- [Extrait à lire]
********

Ganneaktena, Tonsahoten… Connaissez-vous?

Québec, Manicouagan, Hushuai, Matapédia, Tadoussac, Guanahani, Chicoutimi, Arthabaska, Natasquan, Magog… comme le chante Chloé Sainte-Marie, une artiste de chez nous… Ça sonne très amérindien, n’est-ce pas? Force est de constater que la langue amérindienne a marqué tout le Québec et que ces mots qui résonnent à nos oreilles n’évoquent pratiquement plus leur présence à l’origine des fondations. Saviez-vous que beaucoup de lieux, ici au Canada, sont des noms que portaient l’une ou l’autre des nations amérindiennes qui avaient pris racine à ces endroits?

Dans la même foulée, pouvons-nous mentionner facilement quelques personnalités marquantes de ce peuple… Quelque peu gênant pour la plupart d’entre nous!

Entre autres, est-ce que les noms de Ganneaktena et de Tonsahoten nous disent quelque chose? Rien probablement, et c’était mon cas jusqu’à tout récemment. Pourtant, cette femme et cet homme se sont engagés à part entière et avec dynamisme dans le projet de fondation et de christianisation de Ville-Marie.

Je vous les présente…

En 1654, la nation iroquoise des Agniers avait complètement anéanti la tribu à laquelle appartenait Ganneaktena. À l’époque des conquêtes iroquoises, lorsque ceux-ci capturaient l’ennemi, trois choses étaient possibles, soit:

  • l’adoption du prisonnier (valeureux guerrier ou adolescent) par une mère iroquoise en remplacement d’un fils mort à la guerre;
  • l’intégration comme esclave (ce qui arrivait davantage aux femmes);
  • ou encore la torture et la mise à mort de l’ennemi capturé (cela allait jusqu’à la pratique du cannibalisme).

Pour sa part, Ganneaktena sera intégrée comme esclave dans la nation iroquoise. Quant à Tonsahoten, il avait déjà été fait prisonnier lors de la destruction de la Huronie en 1649 (mission jésuite où périrent plusieurs martyrs français et hurons) et adopté par une mère iroquoise. Ils demeuraient tous deux au village iroquois de Ganouaroharé.

********

- [Documents fournis]

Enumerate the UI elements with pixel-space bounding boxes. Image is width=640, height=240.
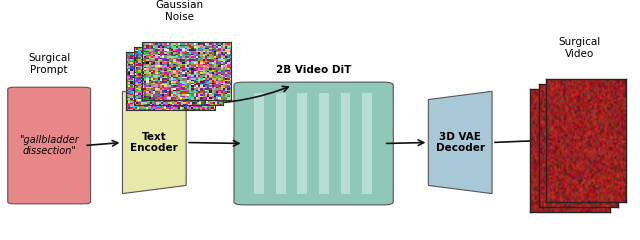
Text: Gaussian
Noise: Gaussian Noise: [156, 0, 204, 22]
Text: Surgical
Video: Surgical Video: [559, 37, 601, 59]
Polygon shape: [428, 91, 492, 194]
Bar: [298, 93, 307, 194]
Bar: [254, 93, 264, 194]
Bar: [276, 93, 285, 194]
Text: "gallbladder
dissection": "gallbladder dissection": [19, 135, 79, 156]
Text: 2B Video DiT: 2B Video DiT: [276, 65, 351, 75]
FancyBboxPatch shape: [234, 82, 394, 205]
FancyBboxPatch shape: [8, 87, 91, 204]
Bar: [362, 93, 372, 194]
Polygon shape: [122, 91, 186, 194]
Text: 3D VAE
Decoder: 3D VAE Decoder: [436, 132, 484, 153]
Bar: [340, 93, 350, 194]
Bar: [319, 93, 329, 194]
Text: Text
Encoder: Text Encoder: [131, 132, 178, 153]
Text: Surgical
Prompt: Surgical Prompt: [28, 53, 70, 75]
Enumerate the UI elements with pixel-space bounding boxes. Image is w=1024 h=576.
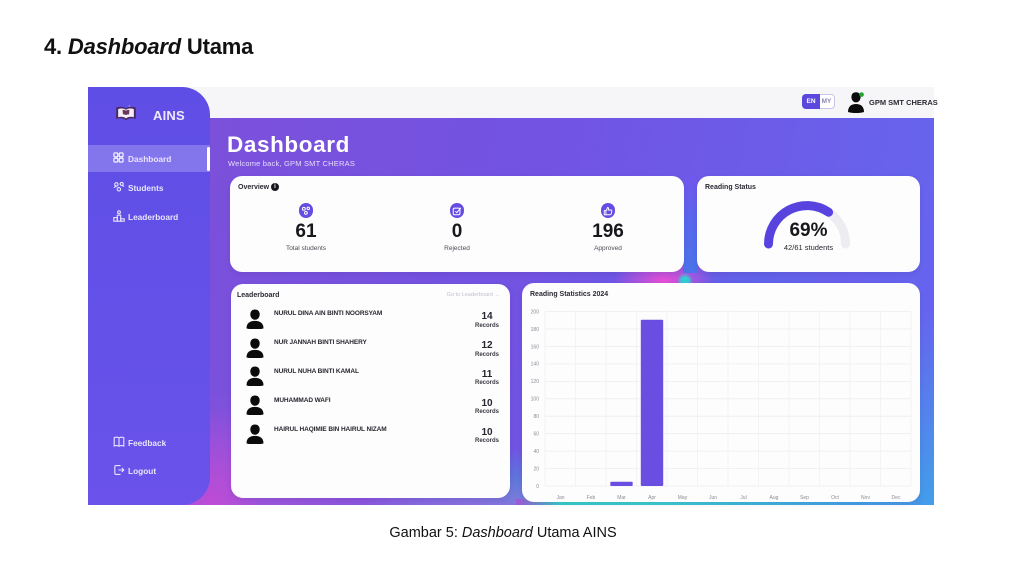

********

- [Consigne 1]
Recopiez fidèlement le passage de l'extrait sur Ganneaktena et Tonsahoten qui commence aux mots « En 1654, la » et se termine après « iroquois de Ganouaroharé. ».
- [Consigne 2]
Répondez à ces questions d'après l'extrait sur Ganneaktena et Tonsahoten :
(a) En quelle année la nation iroquoise des Agniers a-t-elle anéanti la tribu de Ganneaktena ?
(b) Lors de quel événement Tonsahoten avait-il déjà été fait prisonnier ?
(c) Dans quel village demeuraient-ils tous les deux ?
- [Consigne 3]
Selon l'extrait sur Ganneaktena et Tonsahoten, quels sorts attendaient l'ennemi capturé par les Iroquois à l'époque de leurs conquêtes ? Donnez-les tous.

- [Réponse rédigée 1]
En 1654, la nation iroquoise des Agniers avait complètement anéanti la tribu à laquelle appartenait Ganneaktena. À l’époque des conquêtes iroquoises, lorsque ceux-ci capturaient l’ennemi, trois choses étaient possibles, soit:

  • l’adoption du prisonnier (valeureux guerrier ou adolescent) par une mère iroquoise en remplacement d’un fils mort à la guerre;
  • l’intégration comme esclave (ce qui arrivait davantage aux femmes);
  • ou encore la torture et la mise à mort de l’ennemi capturé (cela allait jusqu’à la pratique du cannibalisme).

Pour sa part, Ganneaktena sera intégrée comme esclave dans la nation iroquoise. Quant à Tonsahoten, il avait déjà été fait prisonnier lors de la destruction de la Huronie en 1649 (mission jésuite où périrent plusieurs martyrs français et hurons) et adopté par une mère iroquoise. Ils demeuraient tous deux au village iroquois de Ganouaroharé.

- [Réponse rédigée 2]
(a) En 1654.
(b) Lors de la destruction de la Huronie en 1649.
(c) Au village iroquois de Ganouaroharé.

- [Réponse rédigée 3]
- L'adoption du prisonnier (valeureux guerrier ou adolescent) par une mère iroquoise, en remplacement d'un fils mort à la guerre.
- L'intégration comme esclave, ce qui arrivait davantage aux femmes.
- La torture et la mise à mort, pouvant aller jusqu'à la pratique du cannibalisme.